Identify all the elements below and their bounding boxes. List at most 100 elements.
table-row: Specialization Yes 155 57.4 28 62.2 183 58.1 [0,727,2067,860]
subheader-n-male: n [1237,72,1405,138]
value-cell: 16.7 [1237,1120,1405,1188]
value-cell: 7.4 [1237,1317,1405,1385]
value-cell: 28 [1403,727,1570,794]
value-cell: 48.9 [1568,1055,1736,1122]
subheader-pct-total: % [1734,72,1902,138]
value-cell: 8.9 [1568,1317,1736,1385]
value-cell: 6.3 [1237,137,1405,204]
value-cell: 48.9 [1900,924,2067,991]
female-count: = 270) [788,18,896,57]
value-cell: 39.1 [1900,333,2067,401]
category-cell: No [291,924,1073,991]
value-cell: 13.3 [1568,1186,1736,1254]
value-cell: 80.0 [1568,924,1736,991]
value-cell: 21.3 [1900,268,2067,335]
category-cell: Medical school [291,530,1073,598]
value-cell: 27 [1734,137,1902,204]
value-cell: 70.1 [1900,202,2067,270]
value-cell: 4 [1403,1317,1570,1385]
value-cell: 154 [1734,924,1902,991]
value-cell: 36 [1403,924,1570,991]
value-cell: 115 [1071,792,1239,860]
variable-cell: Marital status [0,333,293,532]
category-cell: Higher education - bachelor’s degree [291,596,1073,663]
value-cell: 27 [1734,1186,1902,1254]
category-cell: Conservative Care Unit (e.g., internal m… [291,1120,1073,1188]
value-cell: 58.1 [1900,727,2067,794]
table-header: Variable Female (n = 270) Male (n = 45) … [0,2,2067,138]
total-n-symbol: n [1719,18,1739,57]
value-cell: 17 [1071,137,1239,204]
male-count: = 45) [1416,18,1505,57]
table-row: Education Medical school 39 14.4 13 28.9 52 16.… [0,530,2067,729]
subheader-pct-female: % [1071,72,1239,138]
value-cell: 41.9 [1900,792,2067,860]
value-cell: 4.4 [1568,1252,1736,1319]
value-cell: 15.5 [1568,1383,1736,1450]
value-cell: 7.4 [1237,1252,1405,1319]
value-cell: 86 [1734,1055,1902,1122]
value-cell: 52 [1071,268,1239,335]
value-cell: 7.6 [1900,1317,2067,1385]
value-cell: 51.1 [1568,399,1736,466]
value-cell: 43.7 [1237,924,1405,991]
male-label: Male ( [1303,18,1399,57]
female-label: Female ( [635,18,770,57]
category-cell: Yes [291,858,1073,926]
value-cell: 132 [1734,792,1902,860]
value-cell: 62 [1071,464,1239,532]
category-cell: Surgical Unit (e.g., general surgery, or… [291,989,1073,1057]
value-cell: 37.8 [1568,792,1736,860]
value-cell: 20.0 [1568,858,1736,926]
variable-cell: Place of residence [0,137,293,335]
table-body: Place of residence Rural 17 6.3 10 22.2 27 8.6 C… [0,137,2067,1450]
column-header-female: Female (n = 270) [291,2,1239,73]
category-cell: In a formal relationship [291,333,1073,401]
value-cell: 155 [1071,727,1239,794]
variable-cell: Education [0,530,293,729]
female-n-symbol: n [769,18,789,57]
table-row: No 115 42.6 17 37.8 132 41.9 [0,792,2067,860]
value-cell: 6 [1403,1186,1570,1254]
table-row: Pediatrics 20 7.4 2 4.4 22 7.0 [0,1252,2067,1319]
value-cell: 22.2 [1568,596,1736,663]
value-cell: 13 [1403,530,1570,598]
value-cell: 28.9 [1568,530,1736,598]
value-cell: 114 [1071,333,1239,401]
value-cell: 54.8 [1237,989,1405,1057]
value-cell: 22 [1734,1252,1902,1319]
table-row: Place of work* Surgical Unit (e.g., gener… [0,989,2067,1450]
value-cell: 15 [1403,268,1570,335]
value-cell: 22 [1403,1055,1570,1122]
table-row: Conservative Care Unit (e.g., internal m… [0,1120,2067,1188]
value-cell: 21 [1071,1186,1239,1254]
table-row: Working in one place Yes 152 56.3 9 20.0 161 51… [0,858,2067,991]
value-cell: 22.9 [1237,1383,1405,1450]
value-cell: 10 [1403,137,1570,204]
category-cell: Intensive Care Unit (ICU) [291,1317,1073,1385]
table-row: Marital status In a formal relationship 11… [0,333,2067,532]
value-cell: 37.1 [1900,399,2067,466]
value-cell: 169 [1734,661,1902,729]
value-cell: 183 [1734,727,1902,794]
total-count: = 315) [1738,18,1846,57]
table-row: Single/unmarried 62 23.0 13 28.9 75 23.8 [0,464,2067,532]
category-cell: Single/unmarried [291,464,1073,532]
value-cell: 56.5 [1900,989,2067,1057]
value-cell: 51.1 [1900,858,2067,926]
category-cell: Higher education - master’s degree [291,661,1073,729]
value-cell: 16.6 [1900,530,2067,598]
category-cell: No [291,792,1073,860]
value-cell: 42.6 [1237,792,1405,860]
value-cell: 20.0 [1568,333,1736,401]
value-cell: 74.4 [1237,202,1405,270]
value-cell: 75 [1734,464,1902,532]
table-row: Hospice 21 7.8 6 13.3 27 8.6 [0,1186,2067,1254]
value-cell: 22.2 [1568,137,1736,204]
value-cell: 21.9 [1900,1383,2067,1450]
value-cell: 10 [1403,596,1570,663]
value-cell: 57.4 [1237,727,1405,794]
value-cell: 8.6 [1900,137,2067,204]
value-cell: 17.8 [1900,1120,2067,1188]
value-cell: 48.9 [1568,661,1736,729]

———

• [WORK INSTRUCTIONS]:
Echo the rows above exactly, from the first row through the line that contains "value-cell: 27 [1734,1186,1902,1254]", both included.

• [EXPECTED ANSWER]:
Identify all the elements below and their bounding boxes. List at most 100 elements.
table-row: Specialization Yes 155 57.4 28 62.2 183 58.1 [0,727,2067,860]
subheader-n-male: n [1237,72,1405,138]
value-cell: 16.7 [1237,1120,1405,1188]
value-cell: 7.4 [1237,1317,1405,1385]
value-cell: 28 [1403,727,1570,794]
value-cell: 48.9 [1568,1055,1736,1122]
subheader-pct-total: % [1734,72,1902,138]
value-cell: 8.9 [1568,1317,1736,1385]
value-cell: 6.3 [1237,137,1405,204]
value-cell: 48.9 [1900,924,2067,991]
female-count: = 270) [788,18,896,57]
value-cell: 39.1 [1900,333,2067,401]
category-cell: No [291,924,1073,991]
value-cell: 13.3 [1568,1186,1736,1254]
value-cell: 80.0 [1568,924,1736,991]
value-cell: 21.3 [1900,268,2067,335]
category-cell: Medical school [291,530,1073,598]
value-cell: 27 [1734,137,1902,204]
value-cell: 70.1 [1900,202,2067,270]
value-cell: 4 [1403,1317,1570,1385]
value-cell: 154 [1734,924,1902,991]
value-cell: 36 [1403,924,1570,991]
value-cell: 115 [1071,792,1239,860]
variable-cell: Marital status [0,333,293,532]
category-cell: Higher education - bachelor’s degree [291,596,1073,663]
value-cell: 27 [1734,1186,1902,1254]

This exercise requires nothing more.